DOCUMENTO DI ORIGINE:
####################

Agostino Miozzo, ex coordinatore del Cts diventato consulente del ministro dell’Istruzione Patrizio Bianchi, in un’intervista al Corriere della Sera ha indicato l’obiettivo del suo nuovo incarico: «Interventi mirati per riaprire le scuole al più presto con scelte che siano uguali in tutta Italia». Per Miozzo sarà fondamentale mettere in campo una campagna di informazione sui vaccini rivolta ai professori, per vincere i timori che potrebbero sorgere in relazione al preparato di AstraZeneca, attualmente sospeso in tutto il Paese in via precauzionale.
«Dobbiamo poi sperare che gli altri vaccini arrivino nei tempi e nelle quantità previste», ha aggiunto Miozzo, «da tecnico delle emergenze posso solo dire che sono incidenti di percorso che in situazioni così complesse accadono sempre». Oltre a vaccinare i professori, per ripristinare le lezioni in presenza sarà necessario «organizzare un sistema di monitoraggio sanitario efficace» e rendere le decisioni sulle aperture e sulle chiusure il più possibile «concertate e omogenee sul territorio nazionale».
«Gli insegnanti hanno fatto miracoli con strumenti didattici da dimenticare»

####################

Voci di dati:
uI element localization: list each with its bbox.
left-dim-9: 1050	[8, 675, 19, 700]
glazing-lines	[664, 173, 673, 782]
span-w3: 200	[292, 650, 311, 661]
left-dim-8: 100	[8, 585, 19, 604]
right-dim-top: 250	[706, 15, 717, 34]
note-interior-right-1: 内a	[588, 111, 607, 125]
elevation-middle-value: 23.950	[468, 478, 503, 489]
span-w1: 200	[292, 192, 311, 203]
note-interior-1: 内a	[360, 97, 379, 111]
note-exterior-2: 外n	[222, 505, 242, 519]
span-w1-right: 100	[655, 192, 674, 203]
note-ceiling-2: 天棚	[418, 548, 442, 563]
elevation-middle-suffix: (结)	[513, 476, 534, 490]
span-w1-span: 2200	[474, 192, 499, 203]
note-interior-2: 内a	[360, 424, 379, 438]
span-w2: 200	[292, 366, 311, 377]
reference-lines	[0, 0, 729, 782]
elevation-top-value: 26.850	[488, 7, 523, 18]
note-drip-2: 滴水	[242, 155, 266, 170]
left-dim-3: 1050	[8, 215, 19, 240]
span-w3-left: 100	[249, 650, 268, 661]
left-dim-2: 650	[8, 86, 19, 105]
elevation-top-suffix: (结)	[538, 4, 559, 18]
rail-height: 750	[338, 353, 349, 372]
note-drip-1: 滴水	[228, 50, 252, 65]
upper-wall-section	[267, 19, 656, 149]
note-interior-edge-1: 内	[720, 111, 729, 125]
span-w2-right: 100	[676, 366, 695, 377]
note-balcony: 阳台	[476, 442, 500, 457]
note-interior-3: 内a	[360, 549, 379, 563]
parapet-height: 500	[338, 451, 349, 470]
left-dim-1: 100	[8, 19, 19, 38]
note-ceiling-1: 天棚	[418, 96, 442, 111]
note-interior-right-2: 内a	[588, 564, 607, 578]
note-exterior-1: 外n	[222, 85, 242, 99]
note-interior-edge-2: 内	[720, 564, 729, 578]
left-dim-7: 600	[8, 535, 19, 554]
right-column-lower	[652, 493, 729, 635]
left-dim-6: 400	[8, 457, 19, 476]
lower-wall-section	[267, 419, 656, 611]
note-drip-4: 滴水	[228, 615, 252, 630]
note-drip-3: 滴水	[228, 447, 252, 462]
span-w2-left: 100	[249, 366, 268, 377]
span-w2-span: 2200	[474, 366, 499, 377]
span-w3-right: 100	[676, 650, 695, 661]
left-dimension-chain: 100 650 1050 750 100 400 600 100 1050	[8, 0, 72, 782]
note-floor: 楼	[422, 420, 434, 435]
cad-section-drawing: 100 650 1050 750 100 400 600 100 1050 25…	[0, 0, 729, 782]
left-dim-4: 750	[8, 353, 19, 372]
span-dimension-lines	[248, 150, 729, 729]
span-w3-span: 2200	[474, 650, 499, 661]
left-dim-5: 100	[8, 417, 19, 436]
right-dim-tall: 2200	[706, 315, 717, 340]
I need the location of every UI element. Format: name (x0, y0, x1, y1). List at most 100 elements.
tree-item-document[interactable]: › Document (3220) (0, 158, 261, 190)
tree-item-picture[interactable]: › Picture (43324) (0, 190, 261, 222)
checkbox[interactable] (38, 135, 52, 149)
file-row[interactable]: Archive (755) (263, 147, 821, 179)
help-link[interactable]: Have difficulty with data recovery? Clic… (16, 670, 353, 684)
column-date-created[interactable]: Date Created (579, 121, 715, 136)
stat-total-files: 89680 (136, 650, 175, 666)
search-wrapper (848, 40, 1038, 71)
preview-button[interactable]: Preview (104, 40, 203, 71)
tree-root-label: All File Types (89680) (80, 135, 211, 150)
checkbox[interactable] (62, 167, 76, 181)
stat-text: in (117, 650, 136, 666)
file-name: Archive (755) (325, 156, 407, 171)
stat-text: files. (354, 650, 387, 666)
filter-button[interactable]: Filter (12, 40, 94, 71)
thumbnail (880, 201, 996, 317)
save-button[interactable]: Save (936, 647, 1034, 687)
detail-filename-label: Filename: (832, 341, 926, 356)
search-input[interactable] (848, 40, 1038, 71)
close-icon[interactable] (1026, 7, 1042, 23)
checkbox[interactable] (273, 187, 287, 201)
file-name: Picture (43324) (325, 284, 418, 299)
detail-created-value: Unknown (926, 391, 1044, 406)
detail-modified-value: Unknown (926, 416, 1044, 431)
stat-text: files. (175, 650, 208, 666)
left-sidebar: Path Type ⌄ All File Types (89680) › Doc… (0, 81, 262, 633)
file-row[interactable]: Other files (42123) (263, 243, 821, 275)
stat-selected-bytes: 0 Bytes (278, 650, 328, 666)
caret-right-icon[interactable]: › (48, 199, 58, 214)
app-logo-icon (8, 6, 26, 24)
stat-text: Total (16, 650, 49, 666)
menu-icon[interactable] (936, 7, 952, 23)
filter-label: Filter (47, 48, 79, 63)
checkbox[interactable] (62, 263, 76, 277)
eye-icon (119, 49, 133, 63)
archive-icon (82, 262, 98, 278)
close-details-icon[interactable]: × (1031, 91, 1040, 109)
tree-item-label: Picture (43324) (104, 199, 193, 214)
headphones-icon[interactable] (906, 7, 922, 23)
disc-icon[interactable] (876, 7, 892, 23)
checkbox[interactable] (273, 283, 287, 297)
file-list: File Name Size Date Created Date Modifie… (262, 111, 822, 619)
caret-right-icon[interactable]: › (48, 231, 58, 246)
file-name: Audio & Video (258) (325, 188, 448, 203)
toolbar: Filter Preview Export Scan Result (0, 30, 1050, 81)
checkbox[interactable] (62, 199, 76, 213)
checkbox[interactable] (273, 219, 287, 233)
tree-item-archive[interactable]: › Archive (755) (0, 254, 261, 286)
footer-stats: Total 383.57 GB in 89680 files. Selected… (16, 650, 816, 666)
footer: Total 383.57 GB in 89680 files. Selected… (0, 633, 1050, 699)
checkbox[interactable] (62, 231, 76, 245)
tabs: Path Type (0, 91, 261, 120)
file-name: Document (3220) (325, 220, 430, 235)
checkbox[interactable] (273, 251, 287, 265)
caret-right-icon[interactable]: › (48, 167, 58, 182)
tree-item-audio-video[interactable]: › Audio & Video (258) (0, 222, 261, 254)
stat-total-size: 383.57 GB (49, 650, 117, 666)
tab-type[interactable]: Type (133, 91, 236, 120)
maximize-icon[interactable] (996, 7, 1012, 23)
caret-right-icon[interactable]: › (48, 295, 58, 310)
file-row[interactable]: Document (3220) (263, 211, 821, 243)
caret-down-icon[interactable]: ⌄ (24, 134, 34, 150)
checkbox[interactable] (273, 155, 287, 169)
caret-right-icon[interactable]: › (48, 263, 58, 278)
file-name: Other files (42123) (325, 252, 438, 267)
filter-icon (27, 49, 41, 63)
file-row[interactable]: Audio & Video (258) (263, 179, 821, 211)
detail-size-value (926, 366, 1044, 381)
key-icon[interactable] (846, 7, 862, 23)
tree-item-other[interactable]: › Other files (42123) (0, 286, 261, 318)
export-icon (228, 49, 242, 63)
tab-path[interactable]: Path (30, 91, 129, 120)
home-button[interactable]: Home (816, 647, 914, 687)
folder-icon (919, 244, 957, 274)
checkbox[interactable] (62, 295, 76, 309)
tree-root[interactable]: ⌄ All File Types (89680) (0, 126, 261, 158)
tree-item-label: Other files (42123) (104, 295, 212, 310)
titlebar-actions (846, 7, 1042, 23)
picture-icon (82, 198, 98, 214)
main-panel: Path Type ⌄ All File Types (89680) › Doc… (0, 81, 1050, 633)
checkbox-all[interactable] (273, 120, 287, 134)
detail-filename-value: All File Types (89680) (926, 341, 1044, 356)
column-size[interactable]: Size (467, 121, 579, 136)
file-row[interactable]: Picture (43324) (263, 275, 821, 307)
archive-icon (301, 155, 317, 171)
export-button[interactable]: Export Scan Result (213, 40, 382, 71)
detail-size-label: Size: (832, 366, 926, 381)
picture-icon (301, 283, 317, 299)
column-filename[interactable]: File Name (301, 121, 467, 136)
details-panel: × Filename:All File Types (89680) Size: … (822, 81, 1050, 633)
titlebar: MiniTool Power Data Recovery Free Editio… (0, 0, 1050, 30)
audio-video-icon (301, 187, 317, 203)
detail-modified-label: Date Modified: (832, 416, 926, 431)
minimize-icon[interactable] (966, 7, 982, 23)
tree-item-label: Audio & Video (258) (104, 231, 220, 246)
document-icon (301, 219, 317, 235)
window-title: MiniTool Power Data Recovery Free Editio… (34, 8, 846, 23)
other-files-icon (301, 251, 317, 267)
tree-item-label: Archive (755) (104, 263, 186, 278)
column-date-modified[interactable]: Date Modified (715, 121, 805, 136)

####################

ISTRUZIONI DEL COMPITO:
Per favore, secondo il documento di origine, quale vaccino è attualmente sospeso in tutto il Paese in via precauzionale?

RISULTATO DEL COMPITO:
Il preparato di AstraZeneca.